REQUIREMENTS
Pick out each line containing the string "Service".

DATA EXCERPTS
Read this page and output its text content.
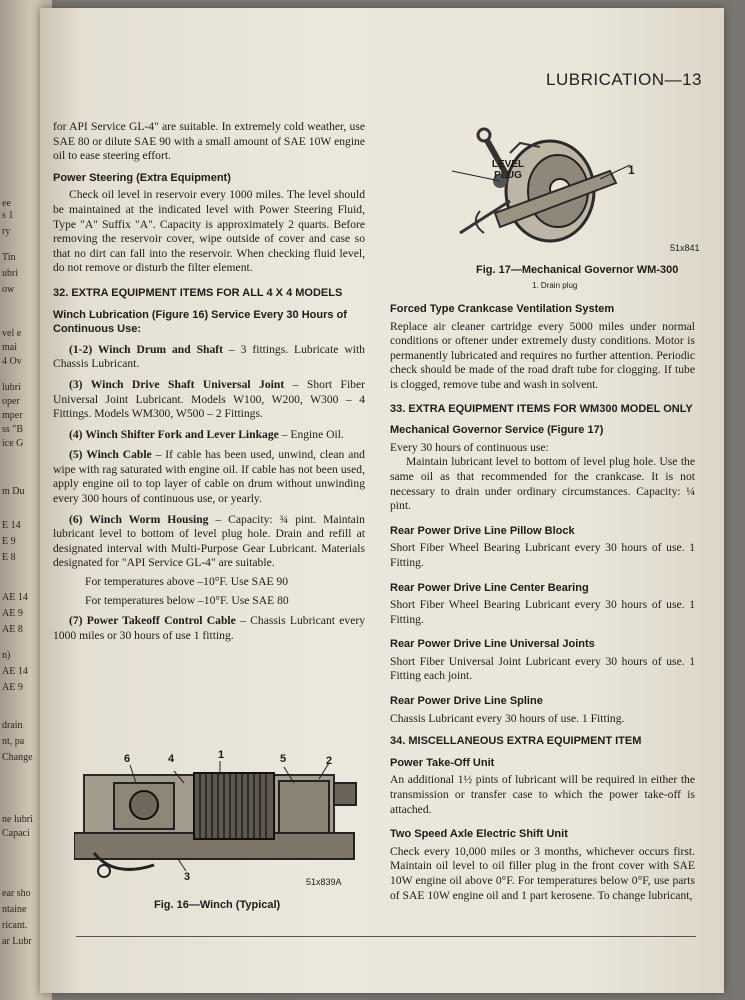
ee
s 1
ry
Tin
ubri
ow
vel e
mai
4 Ov
lubri
oper
mper
ss "B
ice G
m Du
E 14
E 9
E 8
AE 14
AE 9
AE 8
n)
AE 14
AE 9
drain
nt, pa
Change
ne lubri
Capaci
ear sho
ntaine
ricant.
ar Lubr
LUBRICATION—13

for API Service GL-4" are suitable. In extremely cold weather, use SAE 80 or dilute SAE 90 with a small amount of SAE 10W engine oil to ease steering effort.

Power Steering (Extra Equipment)

Check oil level in reservoir every 1000 miles. The level should be maintained at the indicated level with Power Steering Fluid, Type "A" Suffix "A". Capacity is approximately 2 quarts. Before removing the reservoir cover, wipe outside of cover and case so that no dirt can fall into the reservoir. When checking fluid level, do not remove or disturb the filter element.

32. EXTRA EQUIPMENT ITEMS FOR ALL 4 X 4 MODELS
Winch Lubrication (Figure 16) Service Every 30 Hours of Continuous Use:

(1-2) Winch Drum and Shaft – 3 fittings. Lubricate with Chassis Lubricant.

(3) Winch Drive Shaft Universal Joint – Short Fiber Universal Joint Lubricant. Models W100, W200, W300 – 4 Fittings. Models WM300, W500 – 2 Fittings.

(4) Winch Shifter Fork and Lever Linkage – Engine Oil.

(5) Winch Cable – If cable has been used, unwind, clean and wipe with rag saturated with engine oil. If cable has not been used, apply engine oil to top layer of cable on drum without unwinding every 300 hours of continuous use, or yearly.

(6) Winch Worm Housing – Capacity: ¾ pint. Maintain lubricant level to bottom of level plug hole. Drain and refill at designated interval with Multi-Purpose Gear Lubricant. Materials designated for "API Service GL-4" are suitable.

For temperatures above –10°F. Use SAE 90

For temperatures below –10°F. Use SAE 80

(7) Power Takeoff Control Cable – Chassis Lubricant every 1000 miles or 30 hours of use 1 fitting.

LEVEL PLUG	1
51x841
Fig. 17—Mechanical Governor WM-300
1. Drain plug
Forced Type Crankcase Ventilation System

Replace air cleaner cartridge every 5000 miles under normal conditions or oftener under extremely dusty conditions. Motor is permanently lubricated and requires no further attention. Periodic check should be made of the road draft tube for clogging. If tube is clogged, remove tube and wash in solvent.

33. EXTRA EQUIPMENT ITEMS FOR WM300 MODEL ONLY
Mechanical Governor Service (Figure 17)

Every 30 hours of continuous use:

Maintain lubricant level to bottom of level plug hole. Use the same oil as that recommended for the crankcase. It is not necessary to drain under ordinary circumstances. Capacity: ¼ pint.

Rear Power Drive Line Pillow Block

Short Fiber Wheel Bearing Lubricant every 30 hours of use. 1 Fitting.

Rear Power Drive Line Center Bearing

Short Fiber Wheel Bearing Lubricant every 30 hours of use. 1 Fitting.

Rear Power Drive Line Universal Joints

Short Fiber Universal Joint Lubricant every 30 hours of use. 1 Fitting each joint.

Rear Power Drive Line Spline

Chassis Lubricant every 30 hours of use. 1 Fitting.

34. MISCELLANEOUS EXTRA EQUIPMENT ITEM
Power Take-Off Unit

An additional 1½ pints of lubricant will be required in either the transmission or transfer case to which the power take-off is attached.

Two Speed Axle Electric Shift Unit

Check every 10,000 miles or 3 months, whichever occurs first. Maintain oil level to oil filler plug in the front cover with SAE 10W engine oil above 0°F. For temperatures below 0°F, use parts of SAE 10W engine oil and 1 part kerosene. To change lubricant,

6	4	1	5	2
3	51x839A
Fig. 16—Winch (Typical)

RESPONSE FOR THIS EXERCISE
for API Service GL-4" are suitable. In extremely cold weather, use SAE 80 or dilute SAE 90 with a small amount of SAE 10W engine oil to ease steering effort.
Winch Lubrication (Figure 16) Service Every 30 Hours of Continuous Use:
(6) Winch Worm Housing – Capacity: ¾ pint. Maintain lubricant level to bottom of level plug hole. Drain and refill at designated interval with Multi-Purpose Gear Lubricant. Materials designated for "API Service GL-4" are suitable.
Mechanical Governor Service (Figure 17)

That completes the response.